Write out every line of the material exactly as it appears.

**ENTRIES**
===============

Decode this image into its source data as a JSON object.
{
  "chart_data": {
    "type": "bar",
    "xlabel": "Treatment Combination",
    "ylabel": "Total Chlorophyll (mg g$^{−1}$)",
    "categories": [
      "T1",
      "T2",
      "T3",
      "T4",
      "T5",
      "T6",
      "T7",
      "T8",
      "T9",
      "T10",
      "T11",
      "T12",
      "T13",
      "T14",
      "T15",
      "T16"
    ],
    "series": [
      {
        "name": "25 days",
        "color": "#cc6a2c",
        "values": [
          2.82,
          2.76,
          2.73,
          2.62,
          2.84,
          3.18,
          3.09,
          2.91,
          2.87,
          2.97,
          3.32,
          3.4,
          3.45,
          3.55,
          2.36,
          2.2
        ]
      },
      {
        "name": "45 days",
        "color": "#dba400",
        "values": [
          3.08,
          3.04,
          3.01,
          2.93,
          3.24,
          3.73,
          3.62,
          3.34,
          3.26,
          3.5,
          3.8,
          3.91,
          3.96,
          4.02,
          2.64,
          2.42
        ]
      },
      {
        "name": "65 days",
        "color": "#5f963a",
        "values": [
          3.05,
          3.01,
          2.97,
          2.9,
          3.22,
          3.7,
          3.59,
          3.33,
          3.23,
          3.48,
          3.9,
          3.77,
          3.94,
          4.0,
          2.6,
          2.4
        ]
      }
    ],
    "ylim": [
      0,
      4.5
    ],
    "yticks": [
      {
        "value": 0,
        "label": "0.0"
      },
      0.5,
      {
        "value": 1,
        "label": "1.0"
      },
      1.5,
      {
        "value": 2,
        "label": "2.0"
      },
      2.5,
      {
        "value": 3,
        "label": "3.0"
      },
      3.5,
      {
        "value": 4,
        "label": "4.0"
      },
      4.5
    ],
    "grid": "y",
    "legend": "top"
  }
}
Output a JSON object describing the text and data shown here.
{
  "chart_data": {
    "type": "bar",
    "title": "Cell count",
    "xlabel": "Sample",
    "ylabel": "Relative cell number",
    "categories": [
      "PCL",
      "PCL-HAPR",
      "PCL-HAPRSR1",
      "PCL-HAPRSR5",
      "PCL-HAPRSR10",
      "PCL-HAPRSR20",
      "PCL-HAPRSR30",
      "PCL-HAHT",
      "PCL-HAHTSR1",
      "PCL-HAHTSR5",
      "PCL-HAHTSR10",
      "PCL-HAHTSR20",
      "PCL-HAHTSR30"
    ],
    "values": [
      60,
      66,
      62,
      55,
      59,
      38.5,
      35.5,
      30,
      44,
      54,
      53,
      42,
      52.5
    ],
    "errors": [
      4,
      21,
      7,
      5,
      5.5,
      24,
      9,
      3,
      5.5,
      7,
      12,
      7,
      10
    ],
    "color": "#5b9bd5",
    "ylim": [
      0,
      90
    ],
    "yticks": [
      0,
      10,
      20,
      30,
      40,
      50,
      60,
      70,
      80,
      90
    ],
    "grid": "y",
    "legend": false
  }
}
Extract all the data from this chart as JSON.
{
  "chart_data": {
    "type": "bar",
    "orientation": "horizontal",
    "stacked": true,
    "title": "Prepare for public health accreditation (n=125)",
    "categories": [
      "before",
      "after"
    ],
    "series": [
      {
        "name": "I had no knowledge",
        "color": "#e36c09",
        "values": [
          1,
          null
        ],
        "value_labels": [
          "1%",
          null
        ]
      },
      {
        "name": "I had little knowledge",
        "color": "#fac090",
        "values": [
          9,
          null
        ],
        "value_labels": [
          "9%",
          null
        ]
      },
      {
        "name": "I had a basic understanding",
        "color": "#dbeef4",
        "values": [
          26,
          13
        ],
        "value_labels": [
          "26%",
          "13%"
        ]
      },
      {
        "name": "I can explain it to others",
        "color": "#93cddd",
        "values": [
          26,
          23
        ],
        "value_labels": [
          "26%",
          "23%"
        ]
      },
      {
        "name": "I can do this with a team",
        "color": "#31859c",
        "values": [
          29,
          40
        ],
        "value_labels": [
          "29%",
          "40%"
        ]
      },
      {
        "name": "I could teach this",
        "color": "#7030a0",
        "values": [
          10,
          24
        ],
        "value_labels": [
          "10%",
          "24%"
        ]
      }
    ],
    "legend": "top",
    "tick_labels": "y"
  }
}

===============

**WRITTEN RESPONSE**
Decode this image into its source data as a JSON object.
{
  "chart_data": {
    "type": "bar",
    "xlabel": "Treatment Combination",
    "ylabel": "Total Chlorophyll (mg g$^{−1}$)",
    "categories": [
      "T1",
      "T2",
      "T3",
      "T4",
      "T5",
      "T6",
      "T7",
      "T8",
      "T9",
      "T10",
      "T11",
      "T12",
      "T13",
      "T14",
      "T15",
      "T16"
    ],
    "series": [
      {
        "name": "25 days",
        "color": "#cc6a2c",
        "values": [
          2.82,
          2.76,
          2.73,
          2.62,
          2.84,
          3.18,
          3.09,
          2.91,
          2.87,
          2.97,
          3.32,
          3.4,
          3.45,
          3.55,
          2.36,
          2.2
        ]
      },
      {
        "name": "45 days",
        "color": "#dba400",
        "values": [
          3.08,
          3.04,
          3.01,
          2.93,
          3.24,
          3.73,
          3.62,
          3.34,
          3.26,
          3.5,
          3.8,
          3.91,
          3.96,
          4.02,
          2.64,
          2.42
        ]
      },
      {
        "name": "65 days",
        "color": "#5f963a",
        "values": [
          3.05,
          3.01,
          2.97,
          2.9,
          3.22,
          3.7,
          3.59,
          3.33,
          3.23,
          3.48,
          3.9,
          3.77,
          3.94,
          4.0,
          2.6,
          2.4
        ]
      }
    ],
    "ylim": [
      0,
      4.5
    ],
    "yticks": [
      {
        "value": 0,
        "label": "0.0"
      },
      0.5,
      {
        "value": 1,
        "label": "1.0"
      },
      1.5,
      {
        "value": 2,
        "label": "2.0"
      },
      2.5,
      {
        "value": 3,
        "label": "3.0"
      },
      3.5,
      {
        "value": 4,
        "label": "4.0"
      },
      4.5
    ],
    "grid": "y",
    "legend": "top"
  }
}
Output a JSON object describing the text and data shown here.
{
  "chart_data": {
    "type": "bar",
    "title": "Cell count",
    "xlabel": "Sample",
    "ylabel": "Relative cell number",
    "categories": [
      "PCL",
      "PCL-HAPR",
      "PCL-HAPRSR1",
      "PCL-HAPRSR5",
      "PCL-HAPRSR10",
      "PCL-HAPRSR20",
      "PCL-HAPRSR30",
      "PCL-HAHT",
      "PCL-HAHTSR1",
      "PCL-HAHTSR5",
      "PCL-HAHTSR10",
      "PCL-HAHTSR20",
      "PCL-HAHTSR30"
    ],
    "values": [
      60,
      66,
      62,
      55,
      59,
      38.5,
      35.5,
      30,
      44,
      54,
      53,
      42,
      52.5
    ],
    "errors": [
      4,
      21,
      7,
      5,
      5.5,
      24,
      9,
      3,
      5.5,
      7,
      12,
      7,
      10
    ],
    "color": "#5b9bd5",
    "ylim": [
      0,
      90
    ],
    "yticks": [
      0,
      10,
      20,
      30,
      40,
      50,
      60,
      70,
      80,
      90
    ],
    "grid": "y",
    "legend": false
  }
}
Extract all the data from this chart as JSON.
{
  "chart_data": {
    "type": "bar",
    "orientation": "horizontal",
    "stacked": true,
    "title": "Prepare for public health accreditation (n=125)",
    "categories": [
      "before",
      "after"
    ],
    "series": [
      {
        "name": "I had no knowledge",
        "color": "#e36c09",
        "values": [
          1,
          null
        ],
        "value_labels": [
          "1%",
          null
        ]
      },
      {
        "name": "I had little knowledge",
        "color": "#fac090",
        "values": [
          9,
          null
        ],
        "value_labels": [
          "9%",
          null
        ]
      },
      {
        "name": "I had a basic understanding",
        "color": "#dbeef4",
        "values": [
          26,
          13
        ],
        "value_labels": [
          "26%",
          "13%"
        ]
      },
      {
        "name": "I can explain it to others",
        "color": "#93cddd",
        "values": [
          26,
          23
        ],
        "value_labels": [
          "26%",
          "23%"
        ]
      },
      {
        "name": "I can do this with a team",
        "color": "#31859c",
        "values": [
          29,
          40
        ],
        "value_labels": [
          "29%",
          "40%"
        ]
      },
      {
        "name": "I could teach this",
        "color": "#7030a0",
        "values": [
          10,
          24
        ],
        "value_labels": [
          "10%",
          "24%"
        ]
      }
    ],
    "legend": "top",
    "tick_labels": "y"
  }
}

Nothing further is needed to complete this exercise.